WHAT YOU WILL DO » Reproduce the full listing below unchanged, apart from the pictures.

Data items »
────────────────────
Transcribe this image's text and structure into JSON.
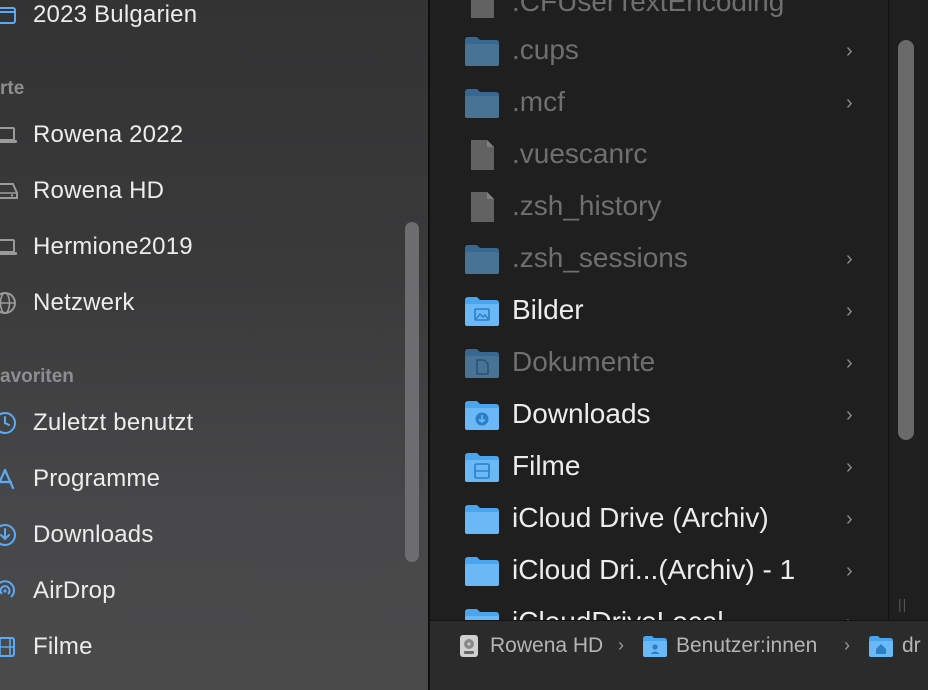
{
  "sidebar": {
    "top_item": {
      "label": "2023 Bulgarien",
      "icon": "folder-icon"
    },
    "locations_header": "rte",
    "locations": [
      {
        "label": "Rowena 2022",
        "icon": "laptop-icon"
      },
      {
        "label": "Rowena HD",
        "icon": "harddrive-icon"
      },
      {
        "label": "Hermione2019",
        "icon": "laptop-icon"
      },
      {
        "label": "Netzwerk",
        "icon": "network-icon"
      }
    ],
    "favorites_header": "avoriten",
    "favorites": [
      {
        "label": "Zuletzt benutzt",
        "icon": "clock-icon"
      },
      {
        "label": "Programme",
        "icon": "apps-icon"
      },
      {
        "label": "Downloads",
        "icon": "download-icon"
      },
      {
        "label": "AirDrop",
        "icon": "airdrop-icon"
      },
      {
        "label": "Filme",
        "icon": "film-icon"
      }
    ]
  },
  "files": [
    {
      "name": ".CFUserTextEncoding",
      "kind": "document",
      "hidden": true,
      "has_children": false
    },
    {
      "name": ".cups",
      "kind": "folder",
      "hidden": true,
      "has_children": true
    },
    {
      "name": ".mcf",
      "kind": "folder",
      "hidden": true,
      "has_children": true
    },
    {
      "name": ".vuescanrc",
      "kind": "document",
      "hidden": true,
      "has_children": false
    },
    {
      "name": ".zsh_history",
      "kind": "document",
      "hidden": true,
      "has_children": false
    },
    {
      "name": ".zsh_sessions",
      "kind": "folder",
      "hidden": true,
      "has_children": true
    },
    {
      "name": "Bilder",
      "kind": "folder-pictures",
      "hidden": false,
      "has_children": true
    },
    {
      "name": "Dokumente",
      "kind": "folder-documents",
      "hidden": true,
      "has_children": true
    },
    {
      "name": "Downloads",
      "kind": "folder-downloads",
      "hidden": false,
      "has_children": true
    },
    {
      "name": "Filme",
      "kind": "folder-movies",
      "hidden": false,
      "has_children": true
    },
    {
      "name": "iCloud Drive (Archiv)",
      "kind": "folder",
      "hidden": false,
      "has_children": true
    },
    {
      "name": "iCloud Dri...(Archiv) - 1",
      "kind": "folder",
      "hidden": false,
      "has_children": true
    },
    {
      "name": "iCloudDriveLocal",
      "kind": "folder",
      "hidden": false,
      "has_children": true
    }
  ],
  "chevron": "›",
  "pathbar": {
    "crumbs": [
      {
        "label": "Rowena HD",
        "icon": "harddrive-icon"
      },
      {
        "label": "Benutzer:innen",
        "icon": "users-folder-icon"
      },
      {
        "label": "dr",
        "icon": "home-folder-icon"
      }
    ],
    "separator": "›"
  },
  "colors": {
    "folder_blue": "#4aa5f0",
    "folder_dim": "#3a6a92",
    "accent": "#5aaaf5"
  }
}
────────────────────
REPLY »
Transcribe this image's text and structure into JSON.
{
  "sidebar": {
    "top_item": {
      "label": "2023 Bulgarien",
      "icon": "folder-icon"
    },
    "locations_header": "rte",
    "locations": [
      {
        "label": "Rowena 2022",
        "icon": "laptop-icon"
      },
      {
        "label": "Rowena HD",
        "icon": "harddrive-icon"
      },
      {
        "label": "Hermione2019",
        "icon": "laptop-icon"
      },
      {
        "label": "Netzwerk",
        "icon": "network-icon"
      }
    ],
    "favorites_header": "avoriten",
    "favorites": [
      {
        "label": "Zuletzt benutzt",
        "icon": "clock-icon"
      },
      {
        "label": "Programme",
        "icon": "apps-icon"
      },
      {
        "label": "Downloads",
        "icon": "download-icon"
      },
      {
        "label": "AirDrop",
        "icon": "airdrop-icon"
      },
      {
        "label": "Filme",
        "icon": "film-icon"
      }
    ]
  },
  "files": [
    {
      "name": ".CFUserTextEncoding",
      "kind": "document",
      "hidden": true,
      "has_children": false
    },
    {
      "name": ".cups",
      "kind": "folder",
      "hidden": true,
      "has_children": true
    },
    {
      "name": ".mcf",
      "kind": "folder",
      "hidden": true,
      "has_children": true
    },
    {
      "name": ".vuescanrc",
      "kind": "document",
      "hidden": true,
      "has_children": false
    },
    {
      "name": ".zsh_history",
      "kind": "document",
      "hidden": true,
      "has_children": false
    },
    {
      "name": ".zsh_sessions",
      "kind": "folder",
      "hidden": true,
      "has_children": true
    },
    {
      "name": "Bilder",
      "kind": "folder-pictures",
      "hidden": false,
      "has_children": true
    },
    {
      "name": "Dokumente",
      "kind": "folder-documents",
      "hidden": true,
      "has_children": true
    },
    {
      "name": "Downloads",
      "kind": "folder-downloads",
      "hidden": false,
      "has_children": true
    },
    {
      "name": "Filme",
      "kind": "folder-movies",
      "hidden": false,
      "has_children": true
    },
    {
      "name": "iCloud Drive (Archiv)",
      "kind": "folder",
      "hidden": false,
      "has_children": true
    },
    {
      "name": "iCloud Dri...(Archiv) - 1",
      "kind": "folder",
      "hidden": false,
      "has_children": true
    },
    {
      "name": "iCloudDriveLocal",
      "kind": "folder",
      "hidden": false,
      "has_children": true
    }
  ],
  "chevron": "›",
  "pathbar": {
    "crumbs": [
      {
        "label": "Rowena HD",
        "icon": "harddrive-icon"
      },
      {
        "label": "Benutzer:innen",
        "icon": "users-folder-icon"
      },
      {
        "label": "dr",
        "icon": "home-folder-icon"
      }
    ],
    "separator": "›"
  },
  "colors": {
    "folder_blue": "#4aa5f0",
    "folder_dim": "#3a6a92",
    "accent": "#5aaaf5"
  }
}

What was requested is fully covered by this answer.